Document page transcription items
------------------------------------------------------------

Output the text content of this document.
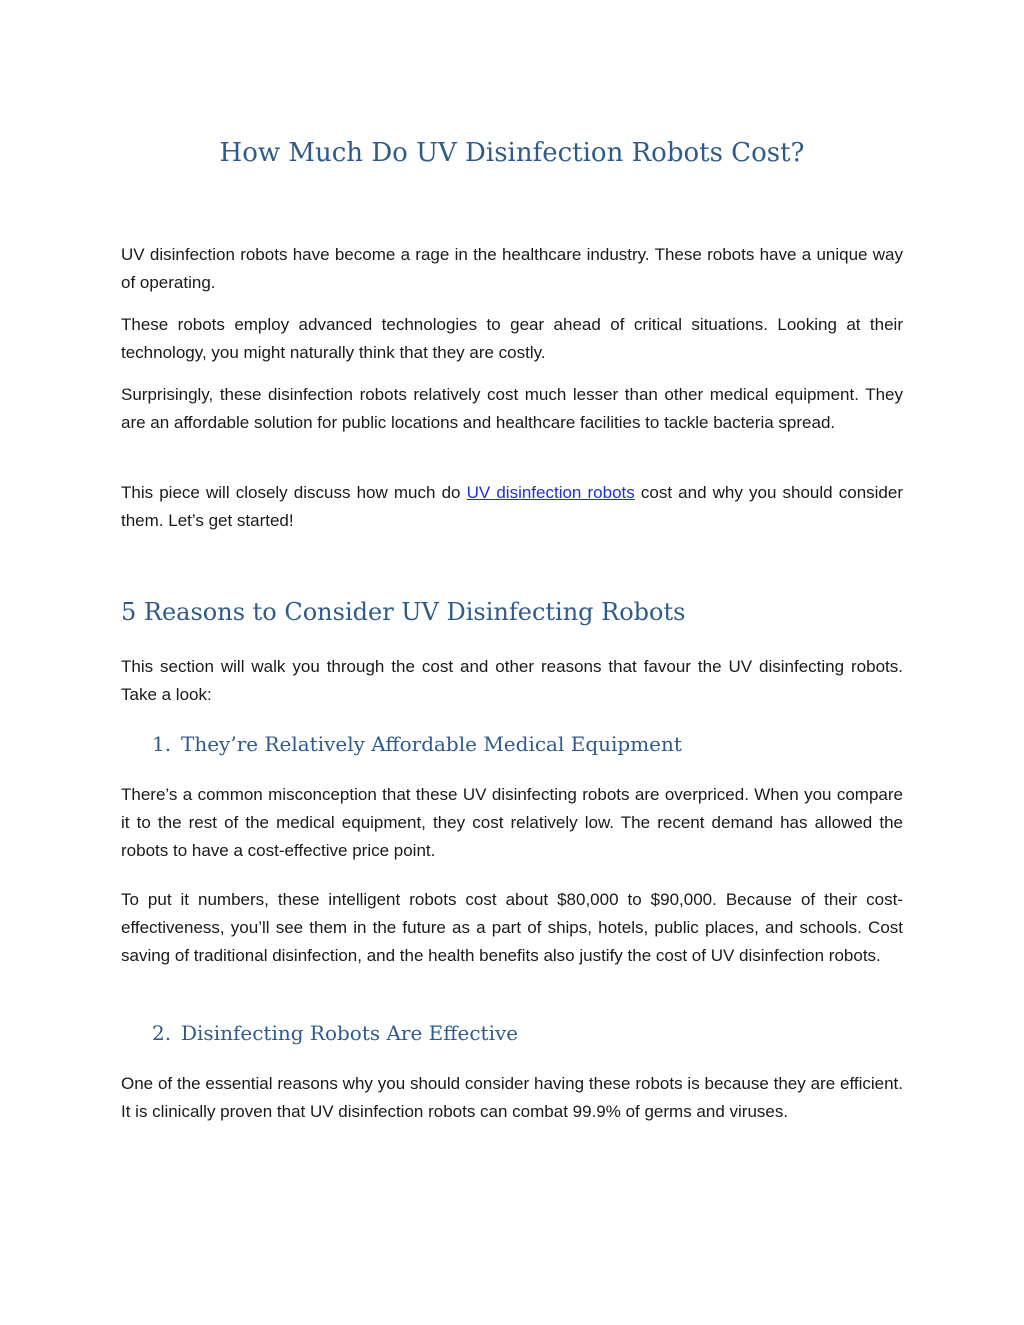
How Much Do UV Disinfection Robots Cost?

UV disinfection robots have become a rage in the healthcare industry. These robots have a unique way of operating.

These robots employ advanced technologies to gear ahead of critical situations. Looking at their technology, you might naturally think that they are costly.

Surprisingly, these disinfection robots relatively cost much lesser than other medical equipment. They are an affordable solution for public locations and healthcare facilities to tackle bacteria spread.

This piece will closely discuss how much do UV disinfection robots cost and why you should consider them. Let’s get started!

5 Reasons to Consider UV Disinfecting Robots

This section will walk you through the cost and other reasons that favour the UV disinfecting robots. Take a look:

1. They’re Relatively Affordable Medical Equipment

There’s a common misconception that these UV disinfecting robots are overpriced. When you compare it to the rest of the medical equipment, they cost relatively low. The recent demand has allowed the robots to have a cost-effective price point.

To put it numbers, these intelligent robots cost about $80,000 to $90,000. Because of their cost-effectiveness, you’ll see them in the future as a part of ships, hotels, public places, and schools. Cost saving of traditional disinfection, and the health benefits also justify the cost of UV disinfection robots.

2. Disinfecting Robots Are Effective

One of the essential reasons why you should consider having these robots is because they are efficient. It is clinically proven that UV disinfection robots can combat 99.9% of germs and viruses.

------------------------------------------------------------

Your copy of the entries must be exact and must not include any of their pictures.

Output the text content of this document.
How Much Do UV Disinfection Robots Cost?

UV disinfection robots have become a rage in the healthcare industry. These robots have a unique way of operating.

These robots employ advanced technologies to gear ahead of critical situations. Looking at their technology, you might naturally think that they are costly.

Surprisingly, these disinfection robots relatively cost much lesser than other medical equipment. They are an affordable solution for public locations and healthcare facilities to tackle bacteria spread.

This piece will closely discuss how much do UV disinfection robots cost and why you should consider them. Let’s get started!

5 Reasons to Consider UV Disinfecting Robots

This section will walk you through the cost and other reasons that favour the UV disinfecting robots. Take a look:

1. They’re Relatively Affordable Medical Equipment

There’s a common misconception that these UV disinfecting robots are overpriced. When you compare it to the rest of the medical equipment, they cost relatively low. The recent demand has allowed the robots to have a cost-effective price point.

To put it numbers, these intelligent robots cost about $80,000 to $90,000. Because of their cost-effectiveness, you’ll see them in the future as a part of ships, hotels, public places, and schools. Cost saving of traditional disinfection, and the health benefits also justify the cost of UV disinfection robots.

2. Disinfecting Robots Are Effective

One of the essential reasons why you should consider having these robots is because they are efficient. It is clinically proven that UV disinfection robots can combat 99.9% of germs and viruses.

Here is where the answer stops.